§ Exercise prompt: Repeat the listing in full, exactly as it stands.

## start

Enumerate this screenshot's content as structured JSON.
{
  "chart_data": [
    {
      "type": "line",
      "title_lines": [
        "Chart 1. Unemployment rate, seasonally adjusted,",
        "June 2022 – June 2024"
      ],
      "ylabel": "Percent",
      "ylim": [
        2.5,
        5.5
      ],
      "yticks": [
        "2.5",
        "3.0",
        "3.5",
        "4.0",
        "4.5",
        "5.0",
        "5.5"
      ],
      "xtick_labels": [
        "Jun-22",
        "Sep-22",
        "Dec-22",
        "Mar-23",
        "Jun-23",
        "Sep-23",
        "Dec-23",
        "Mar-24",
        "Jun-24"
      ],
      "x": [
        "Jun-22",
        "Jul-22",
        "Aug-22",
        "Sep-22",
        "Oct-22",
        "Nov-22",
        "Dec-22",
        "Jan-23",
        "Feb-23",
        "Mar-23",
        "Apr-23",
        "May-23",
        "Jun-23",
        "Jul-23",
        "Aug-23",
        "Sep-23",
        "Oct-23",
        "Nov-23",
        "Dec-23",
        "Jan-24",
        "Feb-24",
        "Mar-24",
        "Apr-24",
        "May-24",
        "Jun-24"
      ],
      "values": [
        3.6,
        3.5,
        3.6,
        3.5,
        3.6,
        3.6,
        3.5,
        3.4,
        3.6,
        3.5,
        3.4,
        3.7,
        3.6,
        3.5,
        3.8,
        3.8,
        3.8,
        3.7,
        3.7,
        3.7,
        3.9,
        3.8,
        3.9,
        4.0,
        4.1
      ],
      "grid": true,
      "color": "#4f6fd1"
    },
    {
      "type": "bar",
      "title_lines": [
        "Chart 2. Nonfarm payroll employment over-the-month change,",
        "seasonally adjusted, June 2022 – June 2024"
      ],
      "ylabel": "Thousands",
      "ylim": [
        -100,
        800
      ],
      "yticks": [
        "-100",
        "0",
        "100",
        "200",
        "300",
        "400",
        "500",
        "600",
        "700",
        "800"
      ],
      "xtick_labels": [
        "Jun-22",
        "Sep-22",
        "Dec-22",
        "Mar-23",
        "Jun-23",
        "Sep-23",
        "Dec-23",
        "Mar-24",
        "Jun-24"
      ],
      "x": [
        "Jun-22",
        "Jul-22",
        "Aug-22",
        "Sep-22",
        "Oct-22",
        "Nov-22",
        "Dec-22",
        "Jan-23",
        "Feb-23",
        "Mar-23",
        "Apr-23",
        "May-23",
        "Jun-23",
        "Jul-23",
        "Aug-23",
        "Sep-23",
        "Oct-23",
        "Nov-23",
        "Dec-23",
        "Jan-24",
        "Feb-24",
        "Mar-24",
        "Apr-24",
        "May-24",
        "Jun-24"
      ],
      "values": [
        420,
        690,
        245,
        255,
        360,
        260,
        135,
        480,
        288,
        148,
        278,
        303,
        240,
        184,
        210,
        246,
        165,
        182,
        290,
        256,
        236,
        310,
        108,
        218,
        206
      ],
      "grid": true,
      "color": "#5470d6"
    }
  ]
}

## end

§ Expected answer:
Enumerate this screenshot's content as structured JSON.
{
  "chart_data": [
    {
      "type": "line",
      "title_lines": [
        "Chart 1. Unemployment rate, seasonally adjusted,",
        "June 2022 – June 2024"
      ],
      "ylabel": "Percent",
      "ylim": [
        2.5,
        5.5
      ],
      "yticks": [
        "2.5",
        "3.0",
        "3.5",
        "4.0",
        "4.5",
        "5.0",
        "5.5"
      ],
      "xtick_labels": [
        "Jun-22",
        "Sep-22",
        "Dec-22",
        "Mar-23",
        "Jun-23",
        "Sep-23",
        "Dec-23",
        "Mar-24",
        "Jun-24"
      ],
      "x": [
        "Jun-22",
        "Jul-22",
        "Aug-22",
        "Sep-22",
        "Oct-22",
        "Nov-22",
        "Dec-22",
        "Jan-23",
        "Feb-23",
        "Mar-23",
        "Apr-23",
        "May-23",
        "Jun-23",
        "Jul-23",
        "Aug-23",
        "Sep-23",
        "Oct-23",
        "Nov-23",
        "Dec-23",
        "Jan-24",
        "Feb-24",
        "Mar-24",
        "Apr-24",
        "May-24",
        "Jun-24"
      ],
      "values": [
        3.6,
        3.5,
        3.6,
        3.5,
        3.6,
        3.6,
        3.5,
        3.4,
        3.6,
        3.5,
        3.4,
        3.7,
        3.6,
        3.5,
        3.8,
        3.8,
        3.8,
        3.7,
        3.7,
        3.7,
        3.9,
        3.8,
        3.9,
        4.0,
        4.1
      ],
      "grid": true,
      "color": "#4f6fd1"
    },
    {
      "type": "bar",
      "title_lines": [
        "Chart 2. Nonfarm payroll employment over-the-month change,",
        "seasonally adjusted, June 2022 – June 2024"
      ],
      "ylabel": "Thousands",
      "ylim": [
        -100,
        800
      ],
      "yticks": [
        "-100",
        "0",
        "100",
        "200",
        "300",
        "400",
        "500",
        "600",
        "700",
        "800"
      ],
      "xtick_labels": [
        "Jun-22",
        "Sep-22",
        "Dec-22",
        "Mar-23",
        "Jun-23",
        "Sep-23",
        "Dec-23",
        "Mar-24",
        "Jun-24"
      ],
      "x": [
        "Jun-22",
        "Jul-22",
        "Aug-22",
        "Sep-22",
        "Oct-22",
        "Nov-22",
        "Dec-22",
        "Jan-23",
        "Feb-23",
        "Mar-23",
        "Apr-23",
        "May-23",
        "Jun-23",
        "Jul-23",
        "Aug-23",
        "Sep-23",
        "Oct-23",
        "Nov-23",
        "Dec-23",
        "Jan-24",
        "Feb-24",
        "Mar-24",
        "Apr-24",
        "May-24",
        "Jun-24"
      ],
      "values": [
        420,
        690,
        245,
        255,
        360,
        260,
        135,
        480,
        288,
        148,
        278,
        303,
        240,
        184,
        210,
        246,
        165,
        182,
        290,
        256,
        236,
        310,
        108,
        218,
        206
      ],
      "grid": true,
      "color": "#5470d6"
    }
  ]
}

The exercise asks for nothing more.